## The task
Please set down every line of the data below with no changes, leaving out the pictures.
--------------------
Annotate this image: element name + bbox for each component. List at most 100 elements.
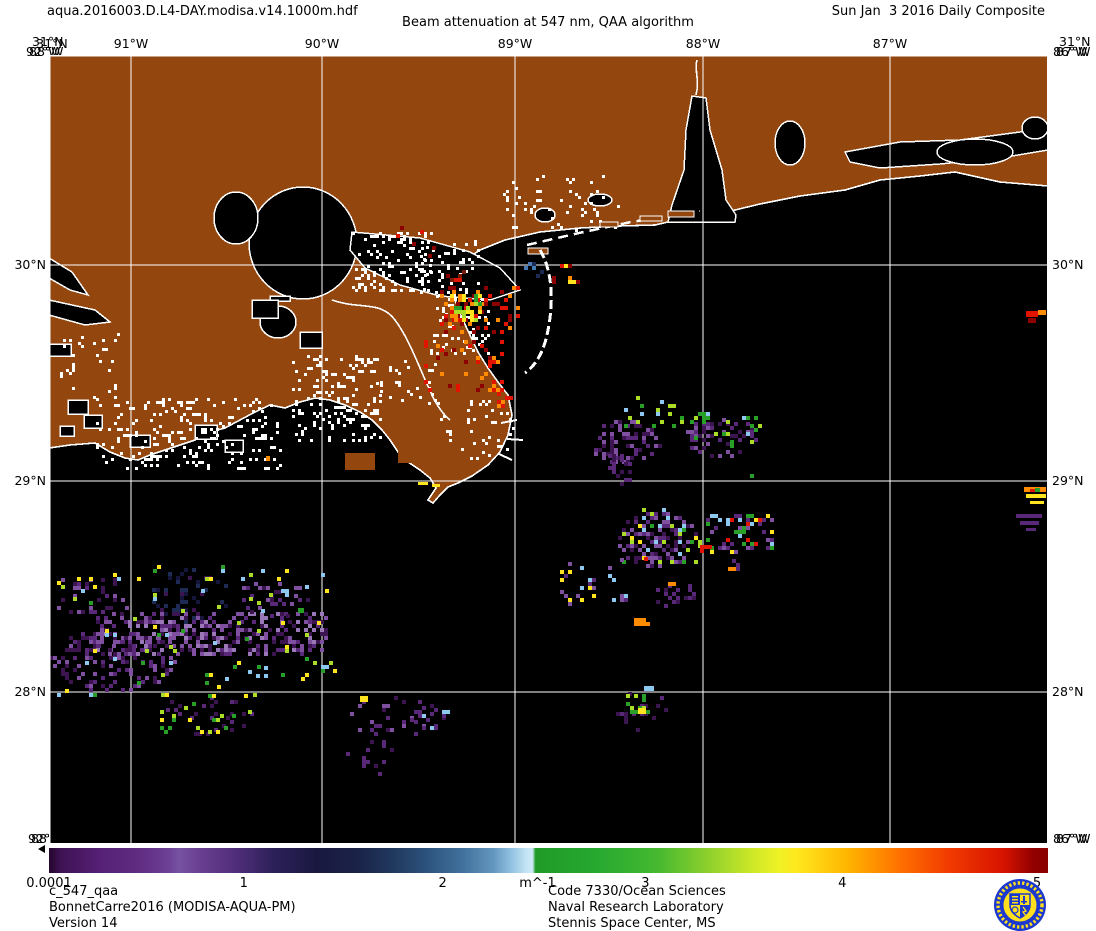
data-pixel <box>159 425 162 428</box>
data-pixel <box>317 621 321 625</box>
data-pixel <box>487 310 490 313</box>
data-pixel <box>210 428 213 431</box>
data-pixel <box>418 714 422 718</box>
data-pixel <box>476 360 480 364</box>
data-pixel <box>636 728 640 732</box>
data-pixel <box>355 358 358 361</box>
data-pixel <box>207 464 210 467</box>
data-pixel <box>111 446 114 449</box>
data-pixel <box>113 598 117 602</box>
data-pixel <box>630 710 634 714</box>
data-pixel <box>512 226 515 229</box>
data-pixel <box>500 412 503 415</box>
data-pixel <box>588 582 592 586</box>
data-pixel <box>180 592 184 596</box>
data-pixel <box>364 424 367 427</box>
data-pixel <box>337 385 340 388</box>
data-pixel <box>429 270 432 273</box>
data-pixel <box>285 649 289 653</box>
data-pixel <box>658 540 662 544</box>
data-pixel <box>468 258 471 261</box>
data-pixel <box>205 673 209 677</box>
data-pixel <box>622 528 626 532</box>
data-pixel <box>147 458 150 461</box>
lat-label-right: 30°N <box>1052 257 1084 272</box>
data-pixel <box>421 247 424 250</box>
data-pixel <box>220 624 224 628</box>
data-pixel <box>264 437 267 440</box>
data-pixel <box>180 632 184 636</box>
data-pixel <box>642 524 646 528</box>
data-pixel <box>515 202 518 205</box>
data-pixel <box>228 461 231 464</box>
data-pixel <box>319 427 322 430</box>
data-pixel <box>652 424 656 428</box>
data-pixel <box>172 612 176 616</box>
data-pixel <box>316 364 319 367</box>
data-pixel <box>374 724 378 728</box>
data-pixel <box>100 632 104 636</box>
data-pixel <box>454 278 458 282</box>
data-pixel <box>295 433 298 436</box>
data-pixel <box>144 636 148 640</box>
data-pixel <box>447 252 450 255</box>
data-pixel <box>349 418 352 421</box>
data-pixel <box>261 425 264 428</box>
data-pixel <box>722 418 726 422</box>
data-pixel <box>169 645 173 649</box>
data-pixel <box>376 358 379 361</box>
data-pixel <box>172 624 176 628</box>
data-pixel <box>426 718 430 722</box>
data-pixel <box>264 624 268 628</box>
data-pixel <box>300 652 304 656</box>
data-pixel <box>460 316 463 319</box>
data-pixel <box>101 586 105 590</box>
data-pixel <box>77 610 81 614</box>
data-pixel <box>424 380 428 384</box>
data-pixel <box>694 436 698 440</box>
data-pixel <box>634 556 638 560</box>
data-pixel <box>89 577 93 581</box>
data-pixel <box>240 620 244 624</box>
data-pixel <box>414 732 418 736</box>
data-pixel <box>614 448 618 452</box>
data-pixel <box>432 246 436 250</box>
data-pixel <box>568 570 572 574</box>
data-pixel <box>672 582 676 586</box>
data-pixel <box>472 340 476 344</box>
data-pixel <box>628 462 632 466</box>
data-pixel <box>638 556 642 560</box>
data-pixel <box>616 712 620 716</box>
marsh-lake <box>251 299 279 319</box>
data-pixel <box>676 600 680 604</box>
data-pixel <box>93 680 97 684</box>
data-pixel <box>313 424 316 427</box>
data-pixel <box>128 636 132 640</box>
data-pixel <box>750 546 754 550</box>
data-pixel <box>361 415 364 418</box>
data-pixel <box>662 532 666 536</box>
data-pixel <box>85 684 89 688</box>
mobile-bay <box>667 95 737 223</box>
data-pixel <box>96 443 99 446</box>
data-pixel <box>72 366 75 369</box>
data-pixel <box>551 217 554 220</box>
data-pixel <box>456 388 460 392</box>
data-pixel <box>352 367 355 370</box>
data-pixel <box>63 345 66 348</box>
data-pixel <box>184 592 188 596</box>
data-pixel <box>73 594 77 598</box>
data-pixel <box>440 294 444 298</box>
data-pixel <box>196 644 200 648</box>
data-pixel <box>678 528 682 532</box>
data-pixel <box>221 569 225 573</box>
data-pixel <box>702 446 706 450</box>
data-pixel <box>602 440 606 444</box>
lon-label: 91°W <box>113 36 149 51</box>
data-pixel <box>650 432 654 436</box>
data-pixel <box>169 656 173 660</box>
data-pixel <box>147 401 150 404</box>
data-pixel <box>478 310 482 314</box>
data-pixel <box>172 632 176 636</box>
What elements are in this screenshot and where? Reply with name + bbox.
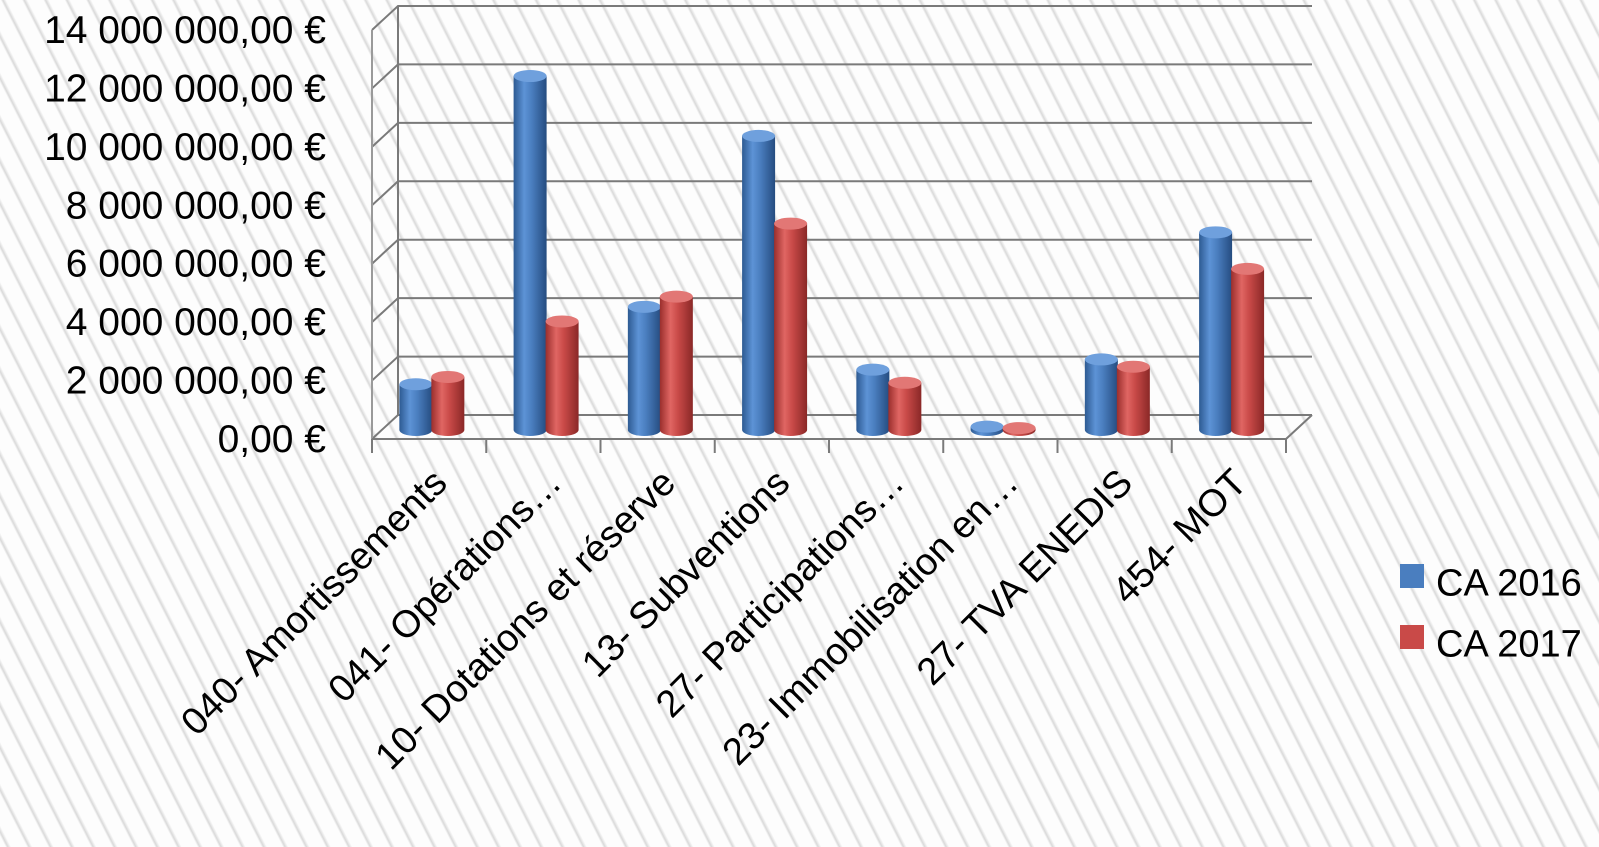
gridline-4 bbox=[371, 180, 1312, 207]
bar-ca2017-6 bbox=[1116, 360, 1150, 437]
bar-ca2017-5 bbox=[1002, 422, 1036, 437]
gridline-7 bbox=[371, 5, 1312, 31]
bar-ca2017-7 bbox=[1231, 262, 1265, 437]
bar-ca2017-1 bbox=[545, 315, 579, 437]
bar-ca2016-2 bbox=[627, 300, 661, 437]
legend-swatch-1 bbox=[1400, 625, 1424, 649]
gridline-3 bbox=[371, 238, 1312, 265]
bar-ca2017-2 bbox=[659, 290, 693, 437]
gridline-2 bbox=[371, 297, 1312, 323]
bar-ca2017-4 bbox=[888, 376, 922, 437]
bar-ca2016-3 bbox=[742, 129, 776, 437]
chart-bars bbox=[399, 70, 1265, 437]
x-tick-label-3: 13- Subventions bbox=[574, 462, 798, 686]
gridline-1 bbox=[371, 355, 1312, 382]
y-tick-label-2: 4 000 000,00 € bbox=[66, 301, 327, 344]
bar-ca2016-1 bbox=[513, 70, 547, 436]
gridline-5 bbox=[371, 121, 1312, 148]
legend-label-0: CA 2016 bbox=[1436, 562, 1582, 604]
bar-ca2016-7 bbox=[1199, 226, 1233, 437]
y-tick-label-5: 10 000 000,00 € bbox=[44, 126, 326, 169]
legend-swatch-0 bbox=[1400, 564, 1424, 588]
y-axis-tick-labels: 0,00 € 2 000 000,00 € 4 000 000,00 € 6 000 … bbox=[44, 9, 326, 461]
bar-ca2016-0 bbox=[399, 378, 433, 437]
bar-ca2016-4 bbox=[856, 363, 890, 437]
y-tick-label-3: 6 000 000,00 € bbox=[66, 243, 327, 286]
gridline-0 bbox=[371, 414, 1312, 440]
bar-ca2017-0 bbox=[431, 370, 465, 437]
bar-ca2016-5 bbox=[970, 420, 1004, 437]
bar-ca2016-6 bbox=[1084, 353, 1118, 437]
x-tick-label-6: 27- TVA ENEDIS bbox=[909, 462, 1141, 694]
y-tick-label-1: 2 000 000,00 € bbox=[66, 360, 327, 403]
chart-grid bbox=[371, 5, 1313, 453]
y-tick-label-0: 0,00 € bbox=[218, 418, 327, 461]
gridline-6 bbox=[371, 63, 1312, 90]
bar-ca2017-3 bbox=[774, 217, 808, 437]
y-tick-label-7: 14 000 000,00 € bbox=[44, 9, 326, 52]
chart-legend: CA 2016 CA 2017 bbox=[1400, 562, 1582, 665]
y-tick-label-6: 12 000 000,00 € bbox=[44, 67, 326, 110]
y-tick-label-4: 8 000 000,00 € bbox=[66, 184, 327, 227]
floor-right-edge bbox=[1285, 414, 1313, 440]
legend-label-1: CA 2017 bbox=[1436, 623, 1582, 665]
--------------------
## Solved exercise
Annotate this image: element name + bbox for each component. List at most 100 elements.
data-pixel <box>159 425 162 428</box>
data-pixel <box>317 621 321 625</box>
data-pixel <box>487 310 490 313</box>
data-pixel <box>210 428 213 431</box>
data-pixel <box>418 714 422 718</box>
data-pixel <box>476 360 480 364</box>
data-pixel <box>636 728 640 732</box>
data-pixel <box>355 358 358 361</box>
data-pixel <box>207 464 210 467</box>
data-pixel <box>111 446 114 449</box>
data-pixel <box>113 598 117 602</box>
data-pixel <box>630 710 634 714</box>
data-pixel <box>512 226 515 229</box>
data-pixel <box>500 412 503 415</box>
data-pixel <box>588 582 592 586</box>
data-pixel <box>180 592 184 596</box>
data-pixel <box>364 424 367 427</box>
data-pixel <box>337 385 340 388</box>
data-pixel <box>429 270 432 273</box>
data-pixel <box>285 649 289 653</box>
data-pixel <box>658 540 662 544</box>
data-pixel <box>468 258 471 261</box>
data-pixel <box>205 673 209 677</box>
data-pixel <box>622 528 626 532</box>
data-pixel <box>147 458 150 461</box>
lat-label-right: 30°N <box>1052 257 1084 272</box>
data-pixel <box>421 247 424 250</box>
data-pixel <box>220 624 224 628</box>
data-pixel <box>264 437 267 440</box>
data-pixel <box>180 632 184 636</box>
data-pixel <box>642 524 646 528</box>
data-pixel <box>515 202 518 205</box>
data-pixel <box>228 461 231 464</box>
data-pixel <box>319 427 322 430</box>
data-pixel <box>652 424 656 428</box>
data-pixel <box>172 612 176 616</box>
data-pixel <box>316 364 319 367</box>
data-pixel <box>374 724 378 728</box>
data-pixel <box>100 632 104 636</box>
data-pixel <box>454 278 458 282</box>
data-pixel <box>295 433 298 436</box>
data-pixel <box>144 636 148 640</box>
data-pixel <box>447 252 450 255</box>
data-pixel <box>349 418 352 421</box>
data-pixel <box>261 425 264 428</box>
data-pixel <box>722 418 726 422</box>
data-pixel <box>169 645 173 649</box>
data-pixel <box>376 358 379 361</box>
data-pixel <box>172 624 176 628</box>
data-pixel <box>426 718 430 722</box>
data-pixel <box>264 624 268 628</box>
data-pixel <box>300 652 304 656</box>
data-pixel <box>460 316 463 319</box>
data-pixel <box>101 586 105 590</box>
data-pixel <box>77 610 81 614</box>
data-pixel <box>424 380 428 384</box>
data-pixel <box>694 436 698 440</box>
data-pixel <box>634 556 638 560</box>
data-pixel <box>89 577 93 581</box>
data-pixel <box>240 620 244 624</box>
data-pixel <box>414 732 418 736</box>
data-pixel <box>614 448 618 452</box>
data-pixel <box>432 246 436 250</box>
data-pixel <box>568 570 572 574</box>
data-pixel <box>672 582 676 586</box>
data-pixel <box>472 340 476 344</box>
data-pixel <box>628 462 632 466</box>
data-pixel <box>638 556 642 560</box>
data-pixel <box>616 712 620 716</box>
marsh-lake <box>251 299 279 319</box>
data-pixel <box>676 600 680 604</box>
data-pixel <box>93 680 97 684</box>
data-pixel <box>313 424 316 427</box>
data-pixel <box>128 636 132 640</box>
data-pixel <box>750 546 754 550</box>
data-pixel <box>361 415 364 418</box>
data-pixel <box>662 532 666 536</box>
data-pixel <box>85 684 89 688</box>
mobile-bay <box>667 95 737 223</box>
data-pixel <box>96 443 99 446</box>
data-pixel <box>72 366 75 369</box>
data-pixel <box>551 217 554 220</box>
data-pixel <box>456 388 460 392</box>
data-pixel <box>352 367 355 370</box>
data-pixel <box>63 345 66 348</box>
data-pixel <box>184 592 188 596</box>
data-pixel <box>73 594 77 598</box>
data-pixel <box>440 294 444 298</box>
data-pixel <box>196 644 200 648</box>
data-pixel <box>678 528 682 532</box>
data-pixel <box>221 569 225 573</box>
data-pixel <box>702 446 706 450</box>
data-pixel <box>602 440 606 444</box>
lon-label: 91°W <box>113 36 149 51</box>
data-pixel <box>650 432 654 436</box>
data-pixel <box>169 656 173 660</box>
data-pixel <box>147 401 150 404</box>
data-pixel <box>478 310 482 314</box>
data-pixel <box>172 632 176 636</box>
What elements are in this screenshot and where? Reply with name + bbox.
gridline-4 bbox=[371, 180, 1312, 207]
bar-ca2017-6 bbox=[1116, 360, 1150, 437]
bar-ca2017-5 bbox=[1002, 422, 1036, 437]
gridline-7 bbox=[371, 5, 1312, 31]
bar-ca2017-7 bbox=[1231, 262, 1265, 437]
bar-ca2017-1 bbox=[545, 315, 579, 437]
bar-ca2016-2 bbox=[627, 300, 661, 437]
legend-swatch-1 bbox=[1400, 625, 1424, 649]
gridline-3 bbox=[371, 238, 1312, 265]
bar-ca2017-2 bbox=[659, 290, 693, 437]
gridline-2 bbox=[371, 297, 1312, 323]
bar-ca2017-4 bbox=[888, 376, 922, 437]
bar-ca2016-3 bbox=[742, 129, 776, 437]
chart-bars bbox=[399, 70, 1265, 437]
x-tick-label-3: 13- Subventions bbox=[574, 462, 798, 686]
gridline-1 bbox=[371, 355, 1312, 382]
y-tick-label-2: 4 000 000,00 € bbox=[66, 301, 327, 344]
bar-ca2016-1 bbox=[513, 70, 547, 436]
gridline-5 bbox=[371, 121, 1312, 148]
legend-label-0: CA 2016 bbox=[1436, 562, 1582, 604]
bar-ca2016-7 bbox=[1199, 226, 1233, 437]
y-tick-label-5: 10 000 000,00 € bbox=[44, 126, 326, 169]
legend-swatch-0 bbox=[1400, 564, 1424, 588]
y-axis-tick-labels: 0,00 € 2 000 000,00 € 4 000 000,00 € 6 000 … bbox=[44, 9, 326, 461]
bar-ca2016-0 bbox=[399, 378, 433, 437]
bar-ca2016-4 bbox=[856, 363, 890, 437]
y-tick-label-3: 6 000 000,00 € bbox=[66, 243, 327, 286]
gridline-0 bbox=[371, 414, 1312, 440]
bar-ca2017-0 bbox=[431, 370, 465, 437]
bar-ca2016-5 bbox=[970, 420, 1004, 437]
bar-ca2016-6 bbox=[1084, 353, 1118, 437]
x-tick-label-6: 27- TVA ENEDIS bbox=[909, 462, 1141, 694]
y-tick-label-1: 2 000 000,00 € bbox=[66, 360, 327, 403]
chart-grid bbox=[371, 5, 1313, 453]
y-tick-label-0: 0,00 € bbox=[218, 418, 327, 461]
gridline-6 bbox=[371, 63, 1312, 90]
bar-ca2017-3 bbox=[774, 217, 808, 437]
y-tick-label-7: 14 000 000,00 € bbox=[44, 9, 326, 52]
chart-legend: CA 2016 CA 2017 bbox=[1400, 562, 1582, 665]
y-tick-label-6: 12 000 000,00 € bbox=[44, 67, 326, 110]
y-tick-label-4: 8 000 000,00 € bbox=[66, 184, 327, 227]
floor-right-edge bbox=[1285, 414, 1313, 440]
legend-label-1: CA 2017 bbox=[1436, 623, 1582, 665]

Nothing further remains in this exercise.